* _WHAT TO PRODUCE_: Reproduce the items below, swapping every "Add Your Title" for "Enter Heading" and leaving everything else unchanged. Omit the pictures.

────

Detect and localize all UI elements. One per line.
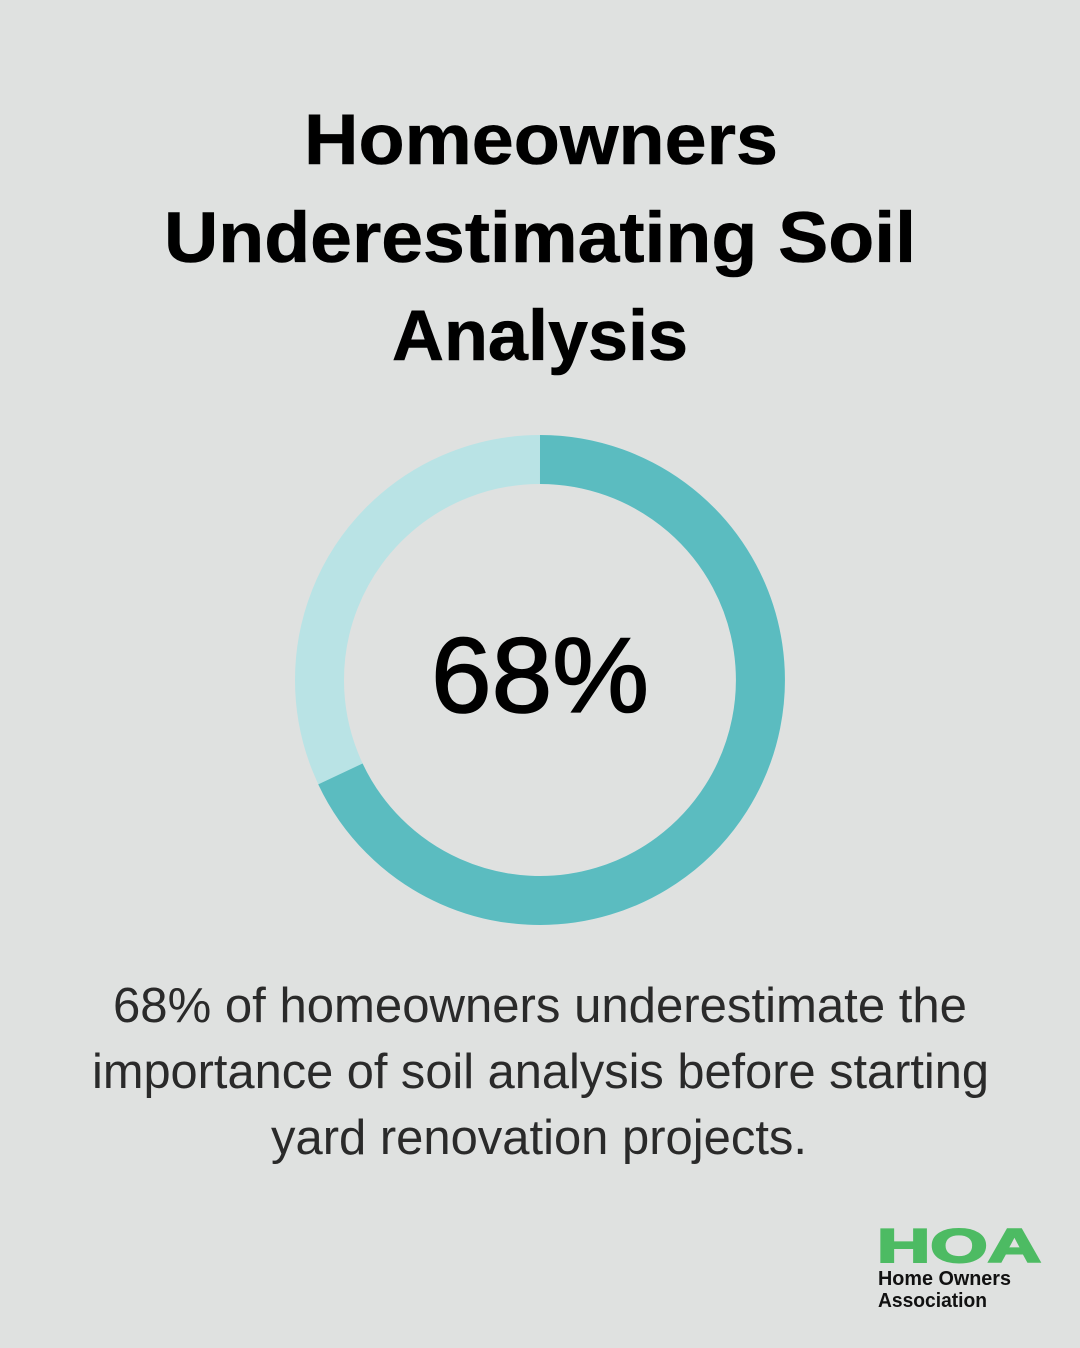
description text: yard renovation projects. <box>271 1111 807 1165</box>
logo mark: HOA: HOA <box>877 1219 1041 1272</box>
donut value: 68% <box>431 615 649 735</box>
description text: importance of soil analysis before starting <box>92 1045 989 1099</box>
donut track: remaining 32% <box>320 460 760 900</box>
donut chart: 68% <box>320 460 760 900</box>
logo wordmark: Home Owners <box>878 1268 1011 1290</box>
donut arc: 68% <box>340 460 760 900</box>
logo wordmark: Association <box>878 1290 987 1312</box>
description text <box>92 979 989 1165</box>
title <box>164 101 916 376</box>
title: Underestimating Soil <box>164 199 916 278</box>
logo: Home Owners Association <box>877 1219 1041 1312</box>
title: Analysis <box>392 297 688 376</box>
description text: 68% of homeowners underestimate the <box>113 979 967 1033</box>
logo wordmark <box>878 1268 1011 1312</box>
title: Homeowners <box>304 101 778 180</box>
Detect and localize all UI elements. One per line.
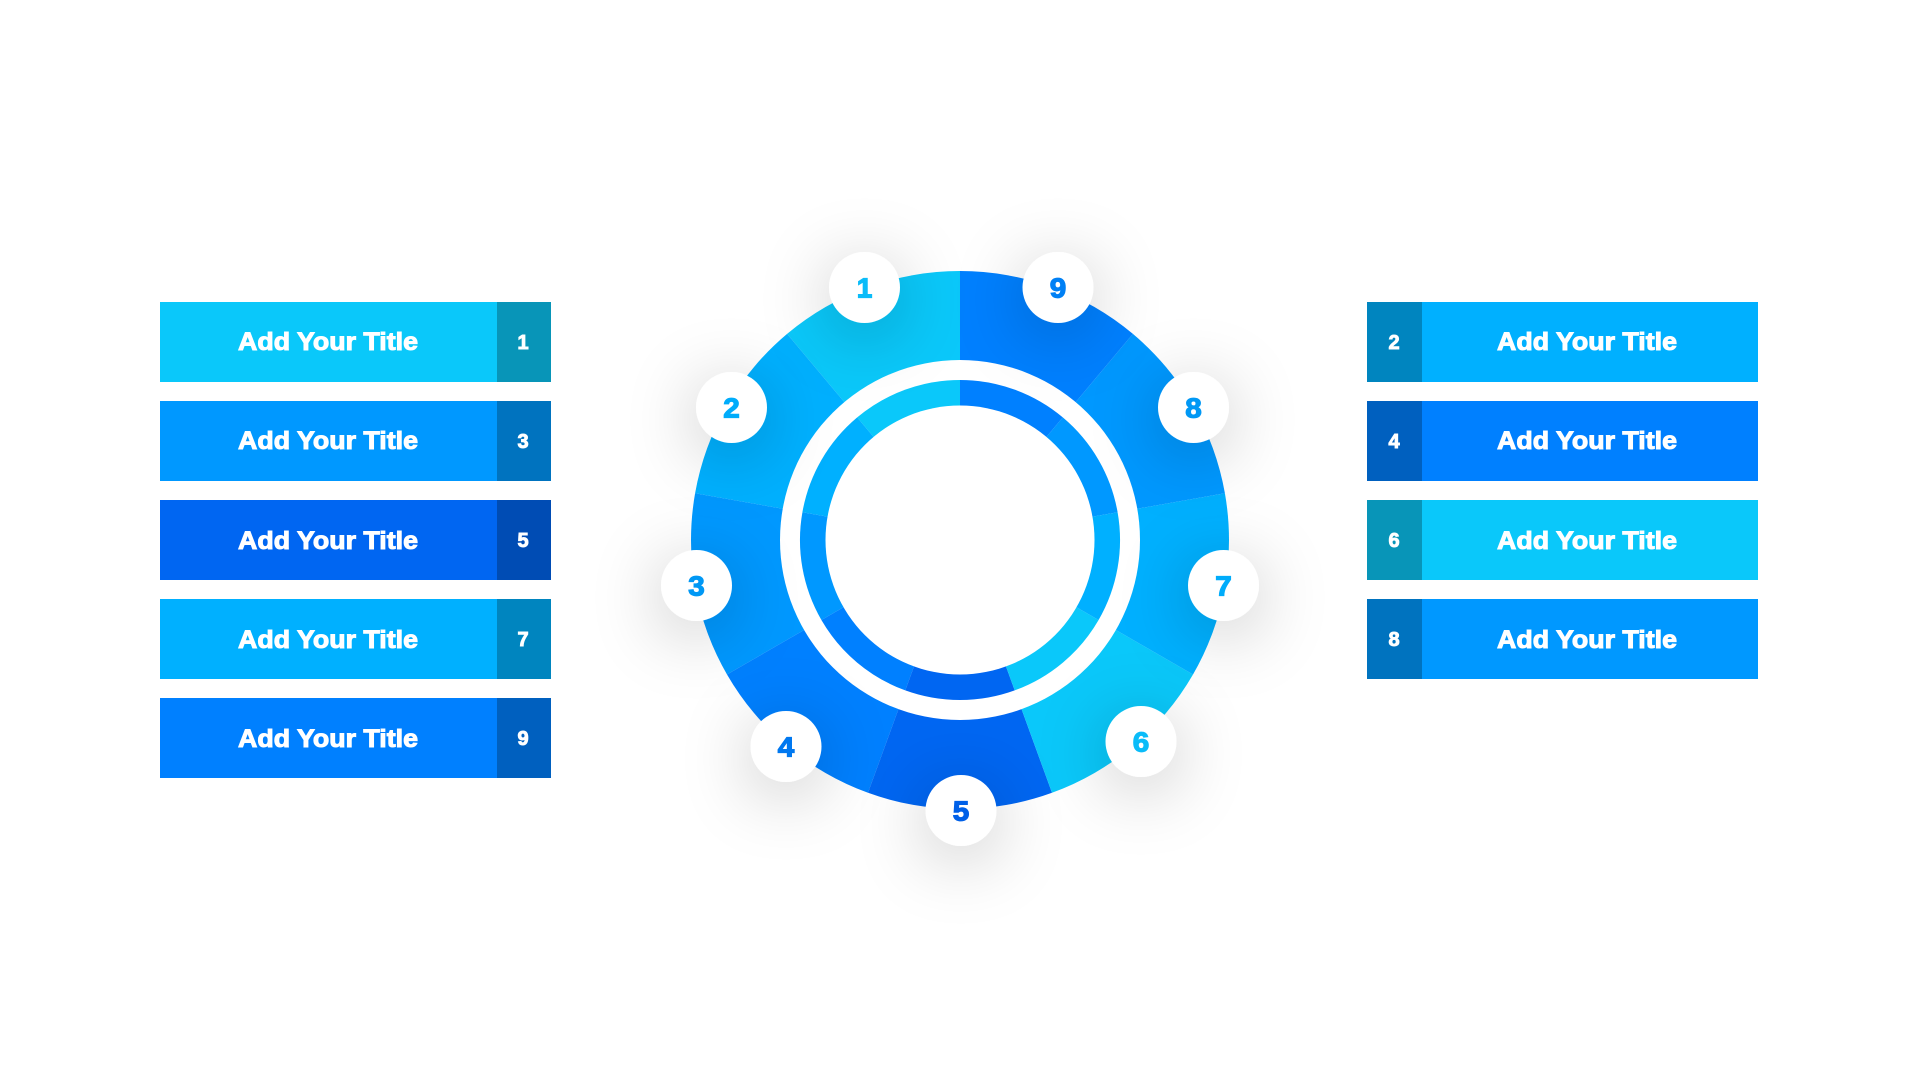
inner ring segments bbox=[800, 380, 1120, 700]
segment 9 bbox=[960, 271, 1133, 540]
badge 1 bbox=[829, 252, 900, 323]
bar: title 8 bbox=[1367, 599, 1758, 679]
white separator ring bbox=[780, 360, 1140, 720]
inner segment 7 bbox=[960, 512, 1120, 620]
bar: title 2: Add Your Title bbox=[1497, 328, 1677, 356]
bar: title 3: 3 bbox=[517, 431, 529, 453]
bar: title 6: Add Your Title bbox=[1497, 527, 1677, 555]
bar: title 2 bbox=[1367, 302, 1758, 382]
badge 6: 6 bbox=[1133, 726, 1149, 758]
bar: title 2: 2 bbox=[1388, 332, 1400, 354]
badge 8: 8 bbox=[1185, 392, 1202, 424]
inner segment 4 bbox=[821, 540, 960, 690]
bar: title 6 bbox=[1367, 500, 1758, 580]
bar: title 4: Add Your Title bbox=[1497, 427, 1677, 455]
segment 8 bbox=[960, 334, 1225, 540]
bar: title 7: Add Your Title bbox=[238, 626, 418, 654]
outer ring segments bbox=[691, 271, 1229, 809]
inner segment 8 bbox=[960, 417, 1118, 540]
wheel bbox=[691, 271, 1229, 809]
badge 3 bbox=[661, 550, 732, 621]
segment 5 bbox=[868, 540, 1052, 809]
number badges bbox=[661, 252, 1259, 846]
badge 9: 9 bbox=[1050, 272, 1066, 304]
bar: title 7: 7 bbox=[517, 629, 529, 651]
bar: title 1: Add Your Title bbox=[238, 328, 418, 356]
inner segment 6 bbox=[960, 540, 1099, 690]
badge 2 bbox=[696, 372, 767, 443]
bar: title 9: Add Your Title bbox=[238, 725, 418, 753]
bar: title 9 bbox=[160, 698, 551, 778]
badge 4 bbox=[750, 711, 822, 782]
badge 1: 1 bbox=[857, 272, 872, 304]
bar: title 3 bbox=[160, 401, 551, 481]
badge 5: 5 bbox=[953, 796, 969, 826]
center hole bbox=[826, 406, 1094, 674]
bar: title 5: 5 bbox=[517, 530, 529, 552]
left title bars bbox=[160, 302, 551, 778]
bar: title 4 bbox=[1367, 401, 1758, 481]
inner segment 3 bbox=[800, 512, 960, 620]
bar: title 8: 8 bbox=[1388, 629, 1400, 651]
inner segment 2 bbox=[802, 417, 960, 540]
bar: title 1 bbox=[160, 302, 551, 382]
right title bars bbox=[1367, 302, 1758, 679]
badge 5 bbox=[926, 775, 996, 846]
bar: title 3: Add Your Title bbox=[238, 427, 418, 455]
inner segment 5 bbox=[905, 540, 1015, 700]
bar: title 9: 9 bbox=[517, 728, 529, 750]
inner segment 1 bbox=[857, 380, 960, 540]
badge 8 bbox=[1158, 372, 1229, 443]
badge 7: 7 bbox=[1215, 570, 1232, 602]
segment 7 bbox=[960, 493, 1229, 674]
segment 4 bbox=[727, 540, 960, 793]
segment 2 bbox=[695, 334, 960, 540]
bar: title 4: 4 bbox=[1388, 431, 1400, 453]
badge 3: 3 bbox=[688, 570, 705, 602]
bar: title 7 bbox=[160, 599, 551, 679]
badge 2: 2 bbox=[723, 392, 740, 424]
bar: title 8: Add Your Title bbox=[1497, 626, 1677, 654]
segment 6 bbox=[960, 540, 1193, 793]
badge 7 bbox=[1188, 550, 1259, 621]
inner segment 9 bbox=[960, 380, 1063, 540]
bar: title 6: 6 bbox=[1388, 530, 1400, 552]
badge 9 bbox=[1022, 252, 1094, 323]
badge 6 bbox=[1106, 706, 1176, 777]
bar: title 5 bbox=[160, 500, 551, 580]
segment 1 bbox=[787, 271, 960, 540]
bar: title 1: 1 bbox=[517, 332, 529, 354]
segment 3 bbox=[691, 493, 960, 674]
badge 4: 4 bbox=[778, 732, 795, 762]
bar: title 5: Add Your Title bbox=[238, 527, 418, 555]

────

* _RESULT_:
Detect and localize all UI elements. One per line.
description text: yard renovation projects. <box>271 1111 807 1165</box>
logo mark: HOA: HOA <box>877 1219 1041 1272</box>
donut value: 68% <box>431 615 649 735</box>
description text: importance of soil analysis before starting <box>92 1045 989 1099</box>
donut track: remaining 32% <box>320 460 760 900</box>
donut chart: 68% <box>320 460 760 900</box>
logo wordmark: Home Owners <box>878 1268 1011 1290</box>
donut arc: 68% <box>340 460 760 900</box>
logo wordmark: Association <box>878 1290 987 1312</box>
description text <box>92 979 989 1165</box>
title <box>164 101 916 376</box>
title: Underestimating Soil <box>164 199 916 278</box>
logo: Home Owners Association <box>877 1219 1041 1312</box>
title: Analysis <box>392 297 688 376</box>
description text: 68% of homeowners underestimate the <box>113 979 967 1033</box>
logo wordmark <box>878 1268 1011 1312</box>
title: Homeowners <box>304 101 778 180</box>
Detect and localize all UI elements. One per line.
inner ring segments bbox=[800, 380, 1120, 700]
segment 9 bbox=[960, 271, 1133, 540]
badge 1 bbox=[829, 252, 900, 323]
bar: title 8 bbox=[1367, 599, 1758, 679]
white separator ring bbox=[780, 360, 1140, 720]
inner segment 7 bbox=[960, 512, 1120, 620]
bar: title 2: Enter Heading bbox=[1497, 328, 1677, 356]
bar: title 3: 3 bbox=[517, 431, 529, 453]
bar: title 6: Enter Heading bbox=[1497, 527, 1677, 555]
bar: title 2 bbox=[1367, 302, 1758, 382]
badge 6: 6 bbox=[1133, 726, 1149, 758]
bar: title 2: 2 bbox=[1388, 332, 1400, 354]
badge 8: 8 bbox=[1185, 392, 1202, 424]
inner segment 4 bbox=[821, 540, 960, 690]
bar: title 6 bbox=[1367, 500, 1758, 580]
bar: title 4: Enter Heading bbox=[1497, 427, 1677, 455]
segment 8 bbox=[960, 334, 1225, 540]
bar: title 7: Enter Heading bbox=[238, 626, 418, 654]
outer ring segments bbox=[691, 271, 1229, 809]
inner segment 8 bbox=[960, 417, 1118, 540]
wheel bbox=[691, 271, 1229, 809]
badge 3 bbox=[661, 550, 732, 621]
segment 5 bbox=[868, 540, 1052, 809]
number badges bbox=[661, 252, 1259, 846]
badge 9: 9 bbox=[1050, 272, 1066, 304]
bar: title 7: 7 bbox=[517, 629, 529, 651]
bar: title 1: Enter Heading bbox=[238, 328, 418, 356]
inner segment 6 bbox=[960, 540, 1099, 690]
badge 2 bbox=[696, 372, 767, 443]
bar: title 9: Enter Heading bbox=[238, 725, 418, 753]
bar: title 9 bbox=[160, 698, 551, 778]
badge 4 bbox=[750, 711, 822, 782]
badge 1: 1 bbox=[857, 272, 872, 304]
bar: title 3 bbox=[160, 401, 551, 481]
badge 5: 5 bbox=[953, 796, 969, 826]
center hole bbox=[826, 406, 1094, 674]
bar: title 5: 5 bbox=[517, 530, 529, 552]
left title bars bbox=[160, 302, 551, 778]
bar: title 4 bbox=[1367, 401, 1758, 481]
inner segment 3 bbox=[800, 512, 960, 620]
bar: title 8: 8 bbox=[1388, 629, 1400, 651]
inner segment 2 bbox=[802, 417, 960, 540]
bar: title 1 bbox=[160, 302, 551, 382]
right title bars bbox=[1367, 302, 1758, 679]
badge 5 bbox=[926, 775, 996, 846]
bar: title 3: Enter Heading bbox=[238, 427, 418, 455]
inner segment 5 bbox=[905, 540, 1015, 700]
bar: title 9: 9 bbox=[517, 728, 529, 750]
inner segment 1 bbox=[857, 380, 960, 540]
badge 8 bbox=[1158, 372, 1229, 443]
badge 7: 7 bbox=[1215, 570, 1232, 602]
segment 7 bbox=[960, 493, 1229, 674]
segment 4 bbox=[727, 540, 960, 793]
segment 2 bbox=[695, 334, 960, 540]
bar: title 4: 4 bbox=[1388, 431, 1400, 453]
badge 3: 3 bbox=[688, 570, 705, 602]
bar: title 7 bbox=[160, 599, 551, 679]
badge 2: 2 bbox=[723, 392, 740, 424]
bar: title 8: Enter Heading bbox=[1497, 626, 1677, 654]
segment 6 bbox=[960, 540, 1193, 793]
badge 7 bbox=[1188, 550, 1259, 621]
inner segment 9 bbox=[960, 380, 1063, 540]
bar: title 6: 6 bbox=[1388, 530, 1400, 552]
badge 9 bbox=[1022, 252, 1094, 323]
badge 6 bbox=[1106, 706, 1176, 777]
bar: title 5 bbox=[160, 500, 551, 580]
segment 1 bbox=[787, 271, 960, 540]
bar: title 1: 1 bbox=[517, 332, 529, 354]
segment 3 bbox=[691, 493, 960, 674]
badge 4: 4 bbox=[778, 732, 795, 762]
bar: title 5: Enter Heading bbox=[238, 527, 418, 555]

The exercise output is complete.